_TASK DATA_
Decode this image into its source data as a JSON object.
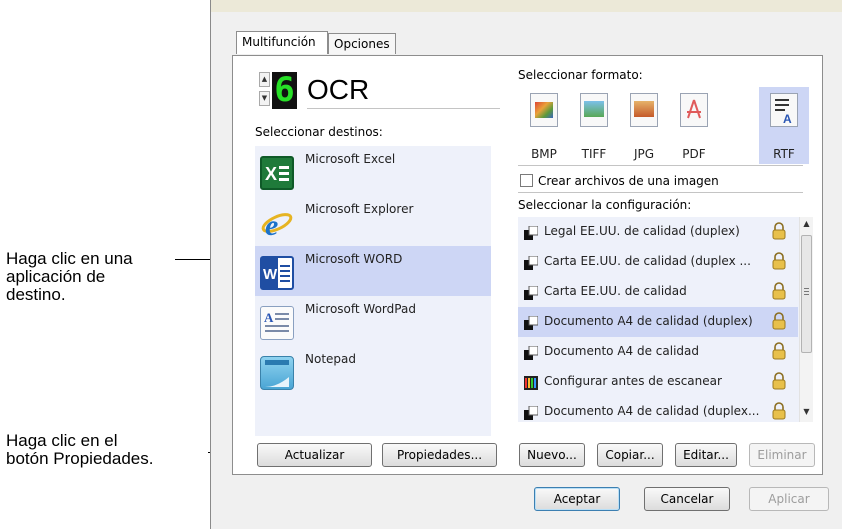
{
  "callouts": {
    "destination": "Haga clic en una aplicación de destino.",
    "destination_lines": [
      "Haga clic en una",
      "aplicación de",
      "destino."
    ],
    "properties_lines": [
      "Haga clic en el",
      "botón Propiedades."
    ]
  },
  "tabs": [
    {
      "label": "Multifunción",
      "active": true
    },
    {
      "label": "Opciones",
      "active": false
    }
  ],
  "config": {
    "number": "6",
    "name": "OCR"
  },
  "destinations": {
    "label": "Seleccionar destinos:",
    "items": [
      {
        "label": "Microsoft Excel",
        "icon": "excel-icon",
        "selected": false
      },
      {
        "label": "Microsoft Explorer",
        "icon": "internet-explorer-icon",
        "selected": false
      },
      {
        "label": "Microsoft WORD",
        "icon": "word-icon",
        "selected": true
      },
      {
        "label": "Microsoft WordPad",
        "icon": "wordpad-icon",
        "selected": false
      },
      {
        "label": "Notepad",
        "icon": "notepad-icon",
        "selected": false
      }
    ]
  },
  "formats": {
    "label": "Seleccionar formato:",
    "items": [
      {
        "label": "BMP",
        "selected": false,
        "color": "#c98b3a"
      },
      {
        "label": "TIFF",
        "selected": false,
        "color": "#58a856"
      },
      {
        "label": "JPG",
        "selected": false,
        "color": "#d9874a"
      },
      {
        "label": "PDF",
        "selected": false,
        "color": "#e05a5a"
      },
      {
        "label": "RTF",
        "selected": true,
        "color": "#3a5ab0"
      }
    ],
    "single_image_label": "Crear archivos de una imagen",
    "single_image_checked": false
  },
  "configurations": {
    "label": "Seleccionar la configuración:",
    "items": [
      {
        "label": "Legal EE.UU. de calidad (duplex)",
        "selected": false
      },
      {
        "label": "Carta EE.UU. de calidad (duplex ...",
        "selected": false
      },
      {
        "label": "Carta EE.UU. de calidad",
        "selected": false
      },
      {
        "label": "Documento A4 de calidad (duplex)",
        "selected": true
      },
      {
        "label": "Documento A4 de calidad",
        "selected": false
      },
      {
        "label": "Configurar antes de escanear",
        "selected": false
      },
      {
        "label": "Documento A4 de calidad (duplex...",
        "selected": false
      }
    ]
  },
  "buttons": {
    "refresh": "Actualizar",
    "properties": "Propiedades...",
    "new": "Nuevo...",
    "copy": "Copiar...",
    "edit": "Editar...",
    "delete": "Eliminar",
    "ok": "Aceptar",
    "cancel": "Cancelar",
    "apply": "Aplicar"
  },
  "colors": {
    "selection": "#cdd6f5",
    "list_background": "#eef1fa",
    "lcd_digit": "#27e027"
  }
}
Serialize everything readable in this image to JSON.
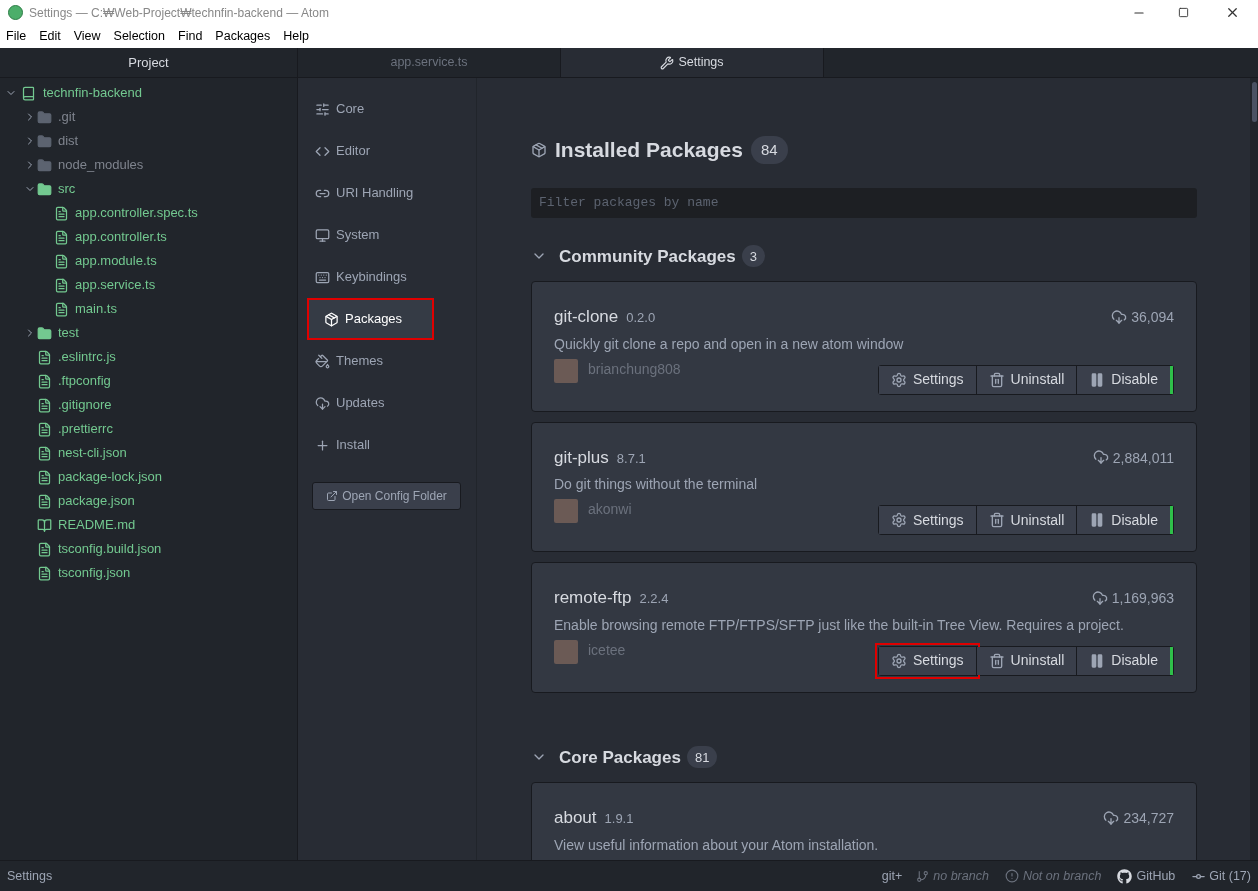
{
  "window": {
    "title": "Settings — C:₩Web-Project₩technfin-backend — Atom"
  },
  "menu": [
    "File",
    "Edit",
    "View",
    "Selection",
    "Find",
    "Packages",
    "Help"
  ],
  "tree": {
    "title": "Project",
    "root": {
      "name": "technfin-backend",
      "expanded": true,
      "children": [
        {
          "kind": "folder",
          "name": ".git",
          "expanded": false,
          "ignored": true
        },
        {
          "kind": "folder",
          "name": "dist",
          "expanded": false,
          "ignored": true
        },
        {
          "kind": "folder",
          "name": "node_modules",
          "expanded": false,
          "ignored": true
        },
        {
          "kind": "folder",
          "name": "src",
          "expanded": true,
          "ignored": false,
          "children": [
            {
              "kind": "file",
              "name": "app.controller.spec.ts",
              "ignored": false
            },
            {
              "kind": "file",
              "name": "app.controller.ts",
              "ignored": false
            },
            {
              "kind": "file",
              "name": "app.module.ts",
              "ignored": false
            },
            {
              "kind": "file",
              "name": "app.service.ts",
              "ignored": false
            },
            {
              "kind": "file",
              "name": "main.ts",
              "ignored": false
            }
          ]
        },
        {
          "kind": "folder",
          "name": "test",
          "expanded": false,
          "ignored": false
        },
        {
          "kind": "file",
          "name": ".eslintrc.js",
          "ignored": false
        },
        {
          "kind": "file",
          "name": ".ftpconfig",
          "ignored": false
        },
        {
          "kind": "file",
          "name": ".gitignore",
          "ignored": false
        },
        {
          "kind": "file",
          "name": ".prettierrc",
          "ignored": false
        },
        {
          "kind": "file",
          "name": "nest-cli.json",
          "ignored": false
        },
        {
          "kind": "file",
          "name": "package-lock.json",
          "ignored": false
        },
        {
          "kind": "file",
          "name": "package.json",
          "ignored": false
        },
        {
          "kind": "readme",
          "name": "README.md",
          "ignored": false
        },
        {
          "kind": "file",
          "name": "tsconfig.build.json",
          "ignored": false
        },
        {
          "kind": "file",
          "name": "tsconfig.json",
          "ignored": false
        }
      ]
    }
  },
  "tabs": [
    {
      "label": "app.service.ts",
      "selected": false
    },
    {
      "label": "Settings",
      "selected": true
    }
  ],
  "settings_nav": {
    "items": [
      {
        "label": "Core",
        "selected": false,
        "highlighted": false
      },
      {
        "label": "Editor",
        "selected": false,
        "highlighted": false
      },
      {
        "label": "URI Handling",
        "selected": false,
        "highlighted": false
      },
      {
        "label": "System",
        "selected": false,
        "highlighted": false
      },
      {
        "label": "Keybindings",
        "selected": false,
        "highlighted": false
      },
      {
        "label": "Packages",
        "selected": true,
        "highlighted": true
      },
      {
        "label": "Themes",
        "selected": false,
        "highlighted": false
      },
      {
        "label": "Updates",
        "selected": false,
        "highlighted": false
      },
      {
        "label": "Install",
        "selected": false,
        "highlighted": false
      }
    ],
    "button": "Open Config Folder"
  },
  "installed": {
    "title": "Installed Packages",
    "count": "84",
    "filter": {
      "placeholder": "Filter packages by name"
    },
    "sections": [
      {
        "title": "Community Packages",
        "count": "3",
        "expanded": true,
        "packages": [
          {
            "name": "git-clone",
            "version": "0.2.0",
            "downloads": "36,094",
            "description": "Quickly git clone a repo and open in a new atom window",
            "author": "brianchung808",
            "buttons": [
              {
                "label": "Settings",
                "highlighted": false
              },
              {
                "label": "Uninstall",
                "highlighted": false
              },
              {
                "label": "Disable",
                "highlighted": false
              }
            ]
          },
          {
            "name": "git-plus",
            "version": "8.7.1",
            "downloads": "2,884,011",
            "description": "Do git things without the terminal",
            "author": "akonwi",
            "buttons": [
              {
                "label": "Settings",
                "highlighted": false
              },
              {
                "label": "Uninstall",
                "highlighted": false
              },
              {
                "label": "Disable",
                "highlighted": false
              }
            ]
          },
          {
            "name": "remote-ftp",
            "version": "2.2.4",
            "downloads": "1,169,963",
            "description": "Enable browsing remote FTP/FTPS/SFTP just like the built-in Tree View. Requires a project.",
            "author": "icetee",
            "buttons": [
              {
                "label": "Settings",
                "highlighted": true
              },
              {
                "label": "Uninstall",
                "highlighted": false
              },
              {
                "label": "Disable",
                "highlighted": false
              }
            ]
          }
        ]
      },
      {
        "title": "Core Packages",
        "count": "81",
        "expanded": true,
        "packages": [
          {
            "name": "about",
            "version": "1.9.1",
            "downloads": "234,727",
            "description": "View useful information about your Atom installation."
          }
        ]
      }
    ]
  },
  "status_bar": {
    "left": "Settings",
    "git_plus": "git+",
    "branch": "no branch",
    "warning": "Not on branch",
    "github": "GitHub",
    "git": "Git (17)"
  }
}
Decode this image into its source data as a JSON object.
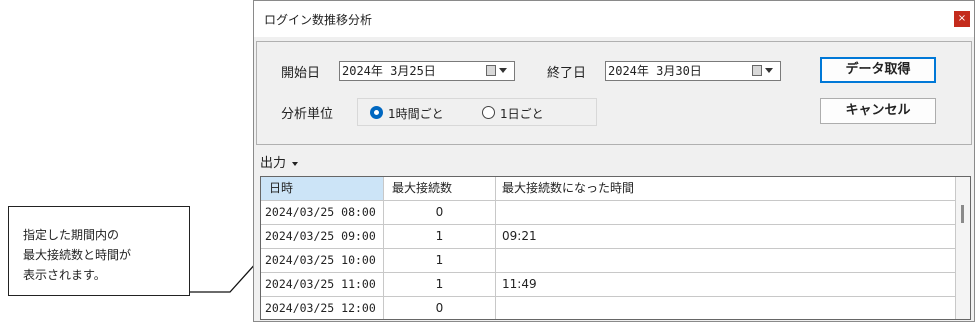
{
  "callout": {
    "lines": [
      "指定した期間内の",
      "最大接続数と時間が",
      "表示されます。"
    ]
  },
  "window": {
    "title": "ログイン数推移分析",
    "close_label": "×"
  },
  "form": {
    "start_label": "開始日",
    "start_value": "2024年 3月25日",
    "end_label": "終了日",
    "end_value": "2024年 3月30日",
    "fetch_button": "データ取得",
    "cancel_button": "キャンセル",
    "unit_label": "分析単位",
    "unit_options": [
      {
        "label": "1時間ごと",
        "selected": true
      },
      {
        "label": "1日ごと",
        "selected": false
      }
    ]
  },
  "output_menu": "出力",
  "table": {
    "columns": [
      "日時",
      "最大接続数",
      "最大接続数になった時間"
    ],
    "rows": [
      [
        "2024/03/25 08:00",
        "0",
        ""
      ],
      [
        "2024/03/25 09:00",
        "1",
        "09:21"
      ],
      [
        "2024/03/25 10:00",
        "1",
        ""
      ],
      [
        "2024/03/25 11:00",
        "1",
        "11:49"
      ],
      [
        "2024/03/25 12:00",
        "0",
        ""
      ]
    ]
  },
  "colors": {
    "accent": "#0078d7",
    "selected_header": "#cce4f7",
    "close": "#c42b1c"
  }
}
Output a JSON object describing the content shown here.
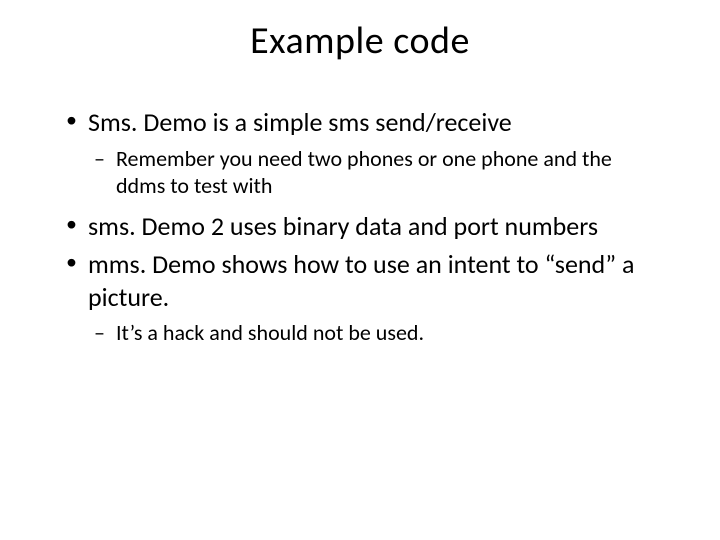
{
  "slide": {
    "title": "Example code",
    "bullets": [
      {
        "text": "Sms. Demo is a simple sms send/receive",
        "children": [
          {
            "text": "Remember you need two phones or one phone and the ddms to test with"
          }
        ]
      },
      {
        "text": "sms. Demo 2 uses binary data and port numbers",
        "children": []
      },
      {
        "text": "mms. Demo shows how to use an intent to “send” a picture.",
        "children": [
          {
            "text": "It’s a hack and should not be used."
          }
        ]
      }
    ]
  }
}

_SET EXERCISE_
Keep only the lines that hold the string "aplicación", and copy them out.

_CORRECT RESULT_
    "destination": "Haga clic en una aplicación de destino.",
      "aplicación de",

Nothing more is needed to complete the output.